start

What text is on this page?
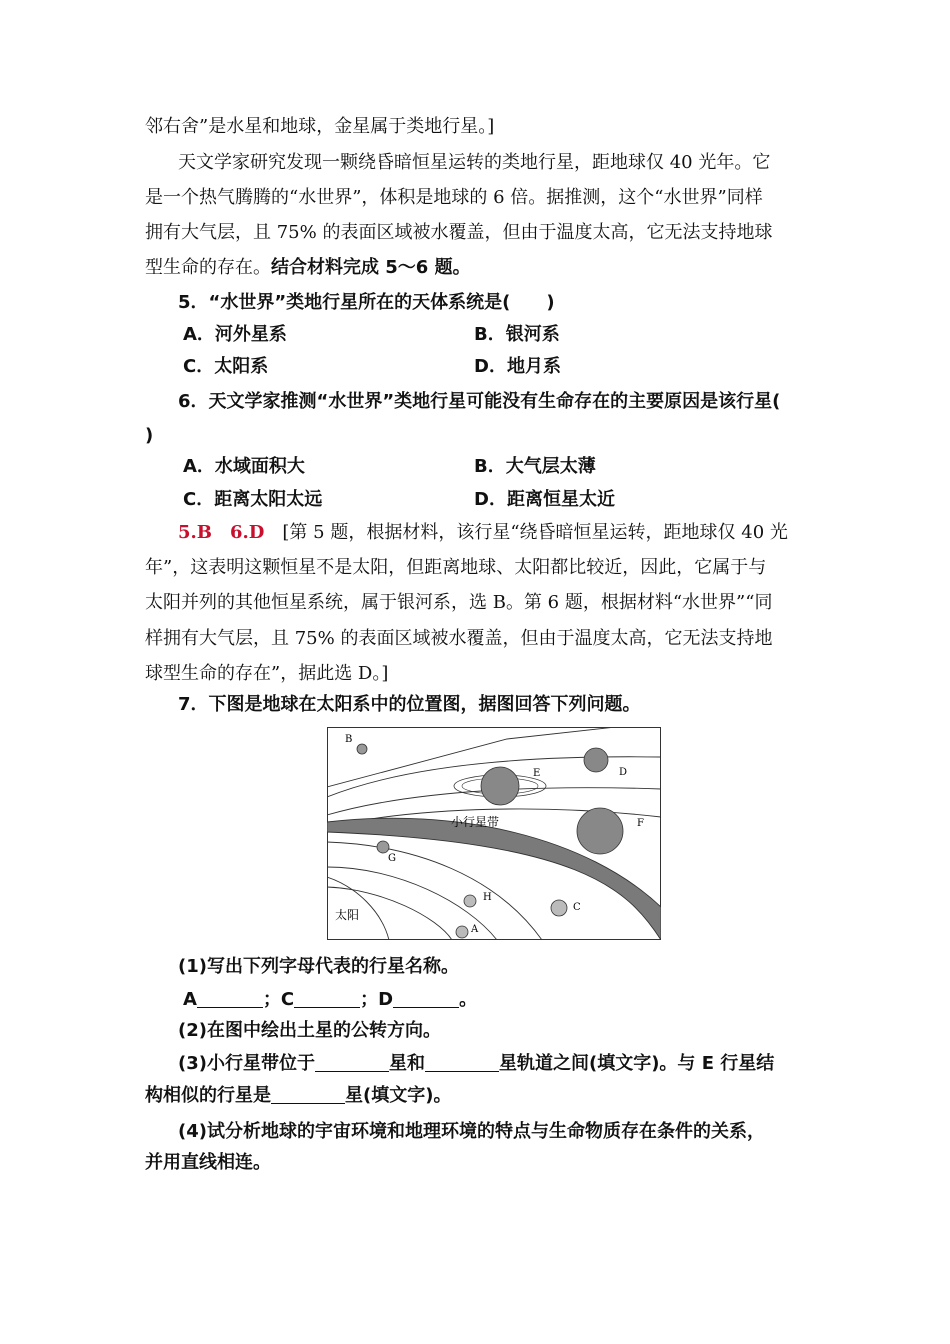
邻右舍”是水星和地球，金星属于类地行星。]
天文学家研究发现一颗绕昏暗恒星运转的类地行星，距地球仅 40 光年。它
是一个热气腾腾的“水世界”，体积是地球的 6 倍。据推测，这个“水世界”同样
拥有大气层，且 75% 的表面区域被水覆盖，但由于温度太高，它无法支持地球
型生命的存在。结合材料完成 5～6 题。
5．“水世界”类地行星所在的天体系统是(　　)
A．河外星系	B．银河系
C．太阳系	D．地月系
6．天文学家推测“水世界”类地行星可能没有生命存在的主要原因是该行星(
)
A．水域面积大	B．大气层太薄
C．距离太阳太远	D．距离恒星太近
5.B　6.D　 [第 5 题，根据材料，该行星“绕昏暗恒星运转，距地球仅 40 光
年”，这表明这颗恒星不是太阳，但距离地球、太阳都比较近，因此，它属于与
太阳并列的其他恒星系统，属于银河系，选 B。第 6 题，根据材料“水世界”“同
样拥有大气层，且 75% 的表面区域被水覆盖，但由于温度太高，它无法支持地
球型生命的存在”，据此选 D。]
7．下图是地球在太阳系中的位置图，据图回答下列问题。
B
D
E
F
G
H
C
A
小行星带
太阳
(1)写出下列字母代表的行星名称。
A	；C	；D	。
(2)在图中绘出土星的公转方向。
(3)小行星带位于	星和	星轨道之间(填文字)。与 E 行星结
构相似的行星是	星(填文字)。
(4)试分析地球的宇宙环境和地理环境的特点与生命物质存在条件的关系，
并用直线相连。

end

→ **SHORT TASK**: Without including any pictures, please restate all the records exactly.

→ **EXERCISE RESPONSE**:
What text is on this page?
邻右舍”是水星和地球，金星属于类地行星。]
天文学家研究发现一颗绕昏暗恒星运转的类地行星，距地球仅 40 光年。它
是一个热气腾腾的“水世界”，体积是地球的 6 倍。据推测，这个“水世界”同样
拥有大气层，且 75% 的表面区域被水覆盖，但由于温度太高，它无法支持地球
型生命的存在。结合材料完成 5～6 题。
5．“水世界”类地行星所在的天体系统是(　　)
A．河外星系	B．银河系
C．太阳系	D．地月系
6．天文学家推测“水世界”类地行星可能没有生命存在的主要原因是该行星(
)
A．水域面积大	B．大气层太薄
C．距离太阳太远	D．距离恒星太近
5.B　6.D　 [第 5 题，根据材料，该行星“绕昏暗恒星运转，距地球仅 40 光
年”，这表明这颗恒星不是太阳，但距离地球、太阳都比较近，因此，它属于与
太阳并列的其他恒星系统，属于银河系，选 B。第 6 题，根据材料“水世界”“同
样拥有大气层，且 75% 的表面区域被水覆盖，但由于温度太高，它无法支持地
球型生命的存在”，据此选 D。]
7．下图是地球在太阳系中的位置图，据图回答下列问题。
B
D
E
F
G
H
C
A
小行星带
太阳
(1)写出下列字母代表的行星名称。
A	；C	；D	。
(2)在图中绘出土星的公转方向。
(3)小行星带位于	星和	星轨道之间(填文字)。与 E 行星结
构相似的行星是	星(填文字)。
(4)试分析地球的宇宙环境和地理环境的特点与生命物质存在条件的关系，
并用直线相连。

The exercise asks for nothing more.